* Begin *
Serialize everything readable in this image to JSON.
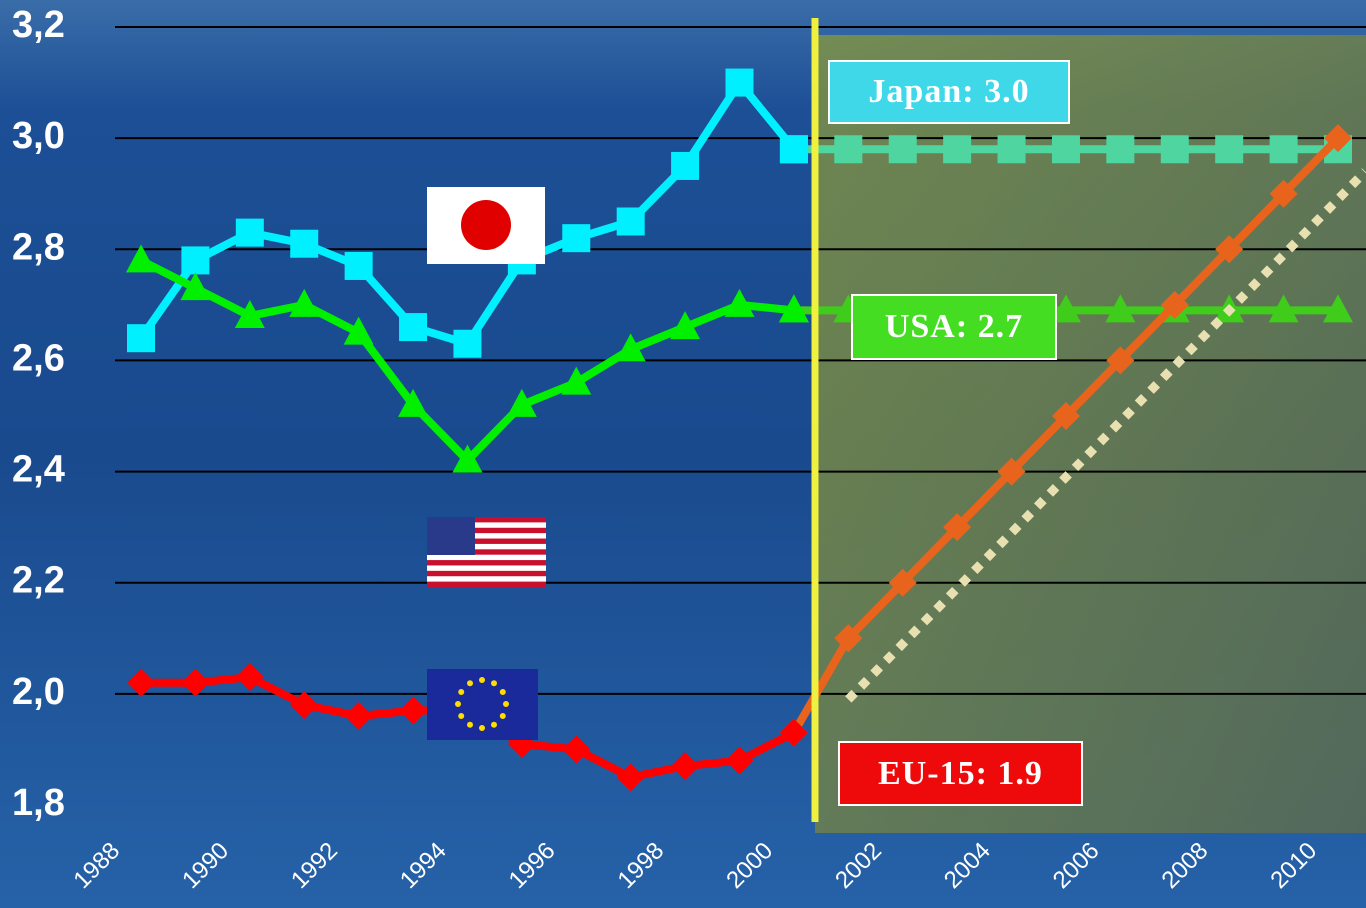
{
  "chart_data": {
    "type": "line",
    "xlim": [
      1988,
      2010
    ],
    "xticks": [
      1988,
      1990,
      1992,
      1994,
      1996,
      1998,
      2000,
      2002,
      2004,
      2006,
      2008,
      2010
    ],
    "ylim": [
      1.8,
      3.2
    ],
    "yticks": [
      {
        "value": 1.8,
        "label": "1,8"
      },
      {
        "value": 2.0,
        "label": "2,0"
      },
      {
        "value": 2.2,
        "label": "2,2"
      },
      {
        "value": 2.4,
        "label": "2,4"
      },
      {
        "value": 2.6,
        "label": "2,6"
      },
      {
        "value": 2.8,
        "label": "2,8"
      },
      {
        "value": 3.0,
        "label": "3,0"
      },
      {
        "value": 3.2,
        "label": "3,2"
      }
    ],
    "grid": true,
    "series": [
      {
        "color": "#00e5f5",
        "marker": "square",
        "x": [
          2000,
          2001,
          2002,
          2003,
          2004,
          2005,
          2006,
          2007,
          2008,
          2009,
          2010
        ],
        "values": [
          2.98,
          2.98,
          2.98,
          2.98,
          2.98,
          2.98,
          2.98,
          2.98,
          2.98,
          2.98,
          2.98
        ],
        "projection_color": "#4fd6a0"
      },
      {
        "color": "#00f0ff",
        "marker": "square",
        "x": [
          1988,
          1989,
          1990,
          1991,
          1992,
          1993,
          1994,
          1995,
          1996,
          1997,
          1998,
          1999,
          2000
        ],
        "values": [
          2.64,
          2.78,
          2.83,
          2.81,
          2.77,
          2.66,
          2.63,
          2.78,
          2.82,
          2.85,
          2.95,
          3.1,
          2.98
        ]
      },
      {
        "color": "#3fcc1a",
        "marker": "triangle",
        "x": [
          2000,
          2001,
          2002,
          2003,
          2004,
          2005,
          2006,
          2007,
          2008,
          2009,
          2010
        ],
        "values": [
          2.69,
          2.69,
          2.69,
          2.69,
          2.69,
          2.69,
          2.69,
          2.69,
          2.69,
          2.69,
          2.69
        ]
      },
      {
        "color": "#00f000",
        "marker": "triangle",
        "x": [
          1988,
          1989,
          1990,
          1991,
          1992,
          1993,
          1994,
          1995,
          1996,
          1997,
          1998,
          1999,
          2000
        ],
        "values": [
          2.78,
          2.73,
          2.68,
          2.7,
          2.65,
          2.52,
          2.42,
          2.52,
          2.56,
          2.62,
          2.66,
          2.7,
          2.69
        ]
      },
      {
        "color": "#e8641c",
        "marker": "diamond",
        "x": [
          2000,
          2001,
          2002,
          2003,
          2004,
          2005,
          2006,
          2007,
          2008,
          2009,
          2010
        ],
        "values": [
          1.93,
          2.1,
          2.2,
          2.3,
          2.4,
          2.5,
          2.6,
          2.7,
          2.8,
          2.9,
          3.0
        ]
      },
      {
        "color": "#ff0000",
        "marker": "diamond",
        "x": [
          1988,
          1989,
          1990,
          1991,
          1992,
          1993,
          1994,
          1995,
          1996,
          1997,
          1998,
          1999,
          2000
        ],
        "values": [
          2.02,
          2.02,
          2.03,
          1.98,
          1.96,
          1.97,
          1.97,
          1.91,
          1.9,
          1.85,
          1.87,
          1.88,
          1.93
        ]
      },
      {
        "color": "#e8e0b0",
        "marker": "none",
        "dashed": true,
        "x": [
          2001,
          2010.5
        ],
        "values": [
          1.99,
          2.94
        ]
      }
    ],
    "annotations": {
      "japan": "Japan: 3.0",
      "usa": "USA: 2.7",
      "eu": "EU-15: 1.9"
    }
  }
}
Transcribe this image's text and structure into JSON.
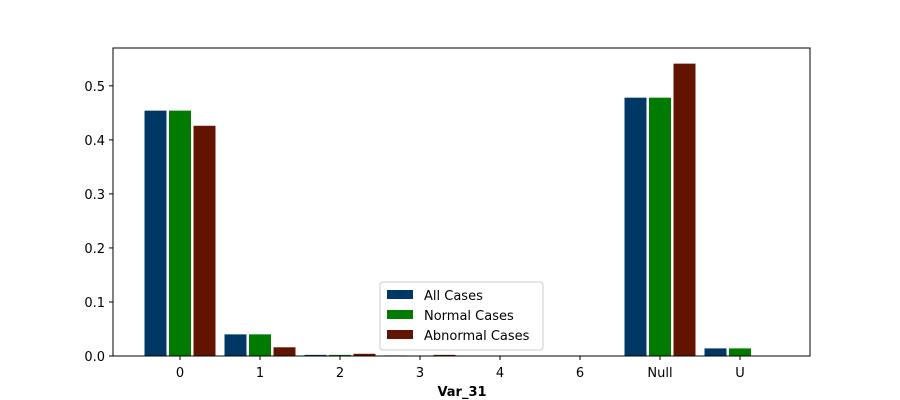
{
  "chart_data": {
    "type": "bar",
    "title": "",
    "xlabel": "Var_31",
    "ylabel": "",
    "categories": [
      "0",
      "1",
      "2",
      "3",
      "4",
      "6",
      "Null",
      "U"
    ],
    "series": [
      {
        "name": "All Cases",
        "color": "#003865",
        "values": [
          0.455,
          0.041,
          0.003,
          0.002,
          0.001,
          0.0005,
          0.479,
          0.015
        ]
      },
      {
        "name": "Normal Cases",
        "color": "#007a00",
        "values": [
          0.455,
          0.041,
          0.003,
          0.001,
          0.001,
          0.0005,
          0.479,
          0.015
        ]
      },
      {
        "name": "Abnormal Cases",
        "color": "#631400",
        "values": [
          0.427,
          0.017,
          0.005,
          0.003,
          0.0,
          0.0,
          0.542,
          0.0
        ]
      }
    ],
    "ylim": [
      0,
      0.57
    ],
    "yticks": [
      0.0,
      0.1,
      0.2,
      0.3,
      0.4,
      0.5
    ],
    "ytick_labels": [
      "0.0",
      "0.1",
      "0.2",
      "0.3",
      "0.4",
      "0.5"
    ],
    "grid": false,
    "legend_position": "bottom-center",
    "bar_edge_color": "#ffffff"
  }
}
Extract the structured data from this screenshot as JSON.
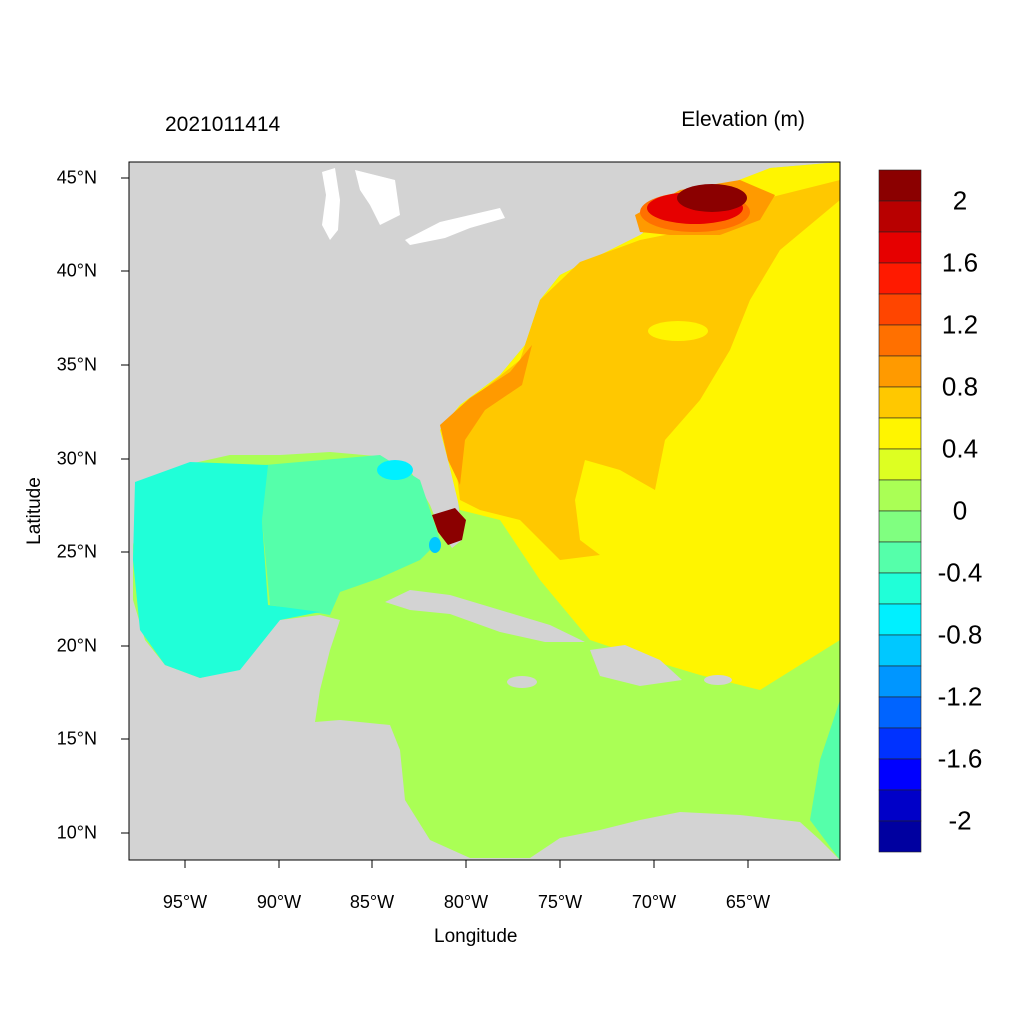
{
  "title_left": "2021011414",
  "title_right": "Elevation (m)",
  "x_axis_label": "Longitude",
  "y_axis_label": "Latitude",
  "lon_ticks": [
    "95°W",
    "90°W",
    "85°W",
    "80°W",
    "75°W",
    "70°W",
    "65°W"
  ],
  "lat_ticks": [
    "45°N",
    "40°N",
    "35°N",
    "30°N",
    "25°N",
    "20°N",
    "15°N",
    "10°N"
  ],
  "map_extent": {
    "lon": [
      -98,
      -60.2
    ],
    "lat": [
      8.55,
      45.85
    ]
  },
  "colorbar": {
    "labels": [
      "2",
      "1.6",
      "1.2",
      "0.8",
      "0.4",
      "0",
      "-0.4",
      "-0.8",
      "-1.2",
      "-1.6",
      "-2"
    ],
    "colors": [
      "#8B0000",
      "#B80000",
      "#E60000",
      "#FF1A00",
      "#FF4500",
      "#FF7000",
      "#FF9A00",
      "#FFC800",
      "#FFF500",
      "#DDFF22",
      "#AAFF55",
      "#80FF80",
      "#55FFAA",
      "#20FFD8",
      "#00F0FF",
      "#00C8FF",
      "#0096FF",
      "#0064FF",
      "#0032FF",
      "#0000FF",
      "#0000C8",
      "#0000A0"
    ]
  },
  "colors": {
    "land": "#D3D3D3",
    "lakes": "#FFFFFF"
  }
}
* End *
Exercise directions: The pictures should not be reproduced; quote all of the other material exactly.

Exercise result:
Serialize everything readable in this image to JSON.
{
  "chart_data": {
    "type": "line",
    "xlim": [
      1988,
      2010
    ],
    "xticks": [
      1988,
      1990,
      1992,
      1994,
      1996,
      1998,
      2000,
      2002,
      2004,
      2006,
      2008,
      2010
    ],
    "ylim": [
      1.8,
      3.2
    ],
    "yticks": [
      {
        "value": 1.8,
        "label": "1,8"
      },
      {
        "value": 2.0,
        "label": "2,0"
      },
      {
        "value": 2.2,
        "label": "2,2"
      },
      {
        "value": 2.4,
        "label": "2,4"
      },
      {
        "value": 2.6,
        "label": "2,6"
      },
      {
        "value": 2.8,
        "label": "2,8"
      },
      {
        "value": 3.0,
        "label": "3,0"
      },
      {
        "value": 3.2,
        "label": "3,2"
      }
    ],
    "grid": true,
    "series": [
      {
        "color": "#00e5f5",
        "marker": "square",
        "x": [
          2000,
          2001,
          2002,
          2003,
          2004,
          2005,
          2006,
          2007,
          2008,
          2009,
          2010
        ],
        "values": [
          2.98,
          2.98,
          2.98,
          2.98,
          2.98,
          2.98,
          2.98,
          2.98,
          2.98,
          2.98,
          2.98
        ],
        "projection_color": "#4fd6a0"
      },
      {
        "color": "#00f0ff",
        "marker": "square",
        "x": [
          1988,
          1989,
          1990,
          1991,
          1992,
          1993,
          1994,
          1995,
          1996,
          1997,
          1998,
          1999,
          2000
        ],
        "values": [
          2.64,
          2.78,
          2.83,
          2.81,
          2.77,
          2.66,
          2.63,
          2.78,
          2.82,
          2.85,
          2.95,
          3.1,
          2.98
        ]
      },
      {
        "color": "#3fcc1a",
        "marker": "triangle",
        "x": [
          2000,
          2001,
          2002,
          2003,
          2004,
          2005,
          2006,
          2007,
          2008,
          2009,
          2010
        ],
        "values": [
          2.69,
          2.69,
          2.69,
          2.69,
          2.69,
          2.69,
          2.69,
          2.69,
          2.69,
          2.69,
          2.69
        ]
      },
      {
        "color": "#00f000",
        "marker": "triangle",
        "x": [
          1988,
          1989,
          1990,
          1991,
          1992,
          1993,
          1994,
          1995,
          1996,
          1997,
          1998,
          1999,
          2000
        ],
        "values": [
          2.78,
          2.73,
          2.68,
          2.7,
          2.65,
          2.52,
          2.42,
          2.52,
          2.56,
          2.62,
          2.66,
          2.7,
          2.69
        ]
      },
      {
        "color": "#e8641c",
        "marker": "diamond",
        "x": [
          2000,
          2001,
          2002,
          2003,
          2004,
          2005,
          2006,
          2007,
          2008,
          2009,
          2010
        ],
        "values": [
          1.93,
          2.1,
          2.2,
          2.3,
          2.4,
          2.5,
          2.6,
          2.7,
          2.8,
          2.9,
          3.0
        ]
      },
      {
        "color": "#ff0000",
        "marker": "diamond",
        "x": [
          1988,
          1989,
          1990,
          1991,
          1992,
          1993,
          1994,
          1995,
          1996,
          1997,
          1998,
          1999,
          2000
        ],
        "values": [
          2.02,
          2.02,
          2.03,
          1.98,
          1.96,
          1.97,
          1.97,
          1.91,
          1.9,
          1.85,
          1.87,
          1.88,
          1.93
        ]
      },
      {
        "color": "#e8e0b0",
        "marker": "none",
        "dashed": true,
        "x": [
          2001,
          2010.5
        ],
        "values": [
          1.99,
          2.94
        ]
      }
    ],
    "annotations": {
      "japan": "Japan: 3.0",
      "usa": "USA: 2.7",
      "eu": "EU-15: 1.9"
    }
  }
}
Transcribe this image's text and structure into JSON.
{
  "chart_data": {
    "type": "bar",
    "title": "",
    "xlabel": "Var_31",
    "ylabel": "",
    "categories": [
      "0",
      "1",
      "2",
      "3",
      "4",
      "6",
      "Null",
      "U"
    ],
    "series": [
      {
        "name": "All Cases",
        "color": "#003865",
        "values": [
          0.455,
          0.041,
          0.003,
          0.002,
          0.001,
          0.0005,
          0.479,
          0.015
        ]
      },
      {
        "name": "Normal Cases",
        "color": "#007a00",
        "values": [
          0.455,
          0.041,
          0.003,
          0.001,
          0.001,
          0.0005,
          0.479,
          0.015
        ]
      },
      {
        "name": "Abnormal Cases",
        "color": "#631400",
        "values": [
          0.427,
          0.017,
          0.005,
          0.003,
          0.0,
          0.0,
          0.542,
          0.0
        ]
      }
    ],
    "ylim": [
      0,
      0.57
    ],
    "yticks": [
      0.0,
      0.1,
      0.2,
      0.3,
      0.4,
      0.5
    ],
    "ytick_labels": [
      "0.0",
      "0.1",
      "0.2",
      "0.3",
      "0.4",
      "0.5"
    ],
    "grid": false,
    "legend_position": "bottom-center",
    "bar_edge_color": "#ffffff"
  }
}
Extract the structured data from this screenshot as JSON.
{
  "title_left": "2021011414",
  "title_right": "Elevation (m)",
  "x_axis_label": "Longitude",
  "y_axis_label": "Latitude",
  "lon_ticks": [
    "95°W",
    "90°W",
    "85°W",
    "80°W",
    "75°W",
    "70°W",
    "65°W"
  ],
  "lat_ticks": [
    "45°N",
    "40°N",
    "35°N",
    "30°N",
    "25°N",
    "20°N",
    "15°N",
    "10°N"
  ],
  "map_extent": {
    "lon": [
      -98,
      -60.2
    ],
    "lat": [
      8.55,
      45.85
    ]
  },
  "colorbar": {
    "labels": [
      "2",
      "1.6",
      "1.2",
      "0.8",
      "0.4",
      "0",
      "-0.4",
      "-0.8",
      "-1.2",
      "-1.6",
      "-2"
    ],
    "colors": [
      "#8B0000",
      "#B80000",
      "#E60000",
      "#FF1A00",
      "#FF4500",
      "#FF7000",
      "#FF9A00",
      "#FFC800",
      "#FFF500",
      "#DDFF22",
      "#AAFF55",
      "#80FF80",
      "#55FFAA",
      "#20FFD8",
      "#00F0FF",
      "#00C8FF",
      "#0096FF",
      "#0064FF",
      "#0032FF",
      "#0000FF",
      "#0000C8",
      "#0000A0"
    ]
  },
  "colors": {
    "land": "#D3D3D3",
    "lakes": "#FFFFFF"
  }
}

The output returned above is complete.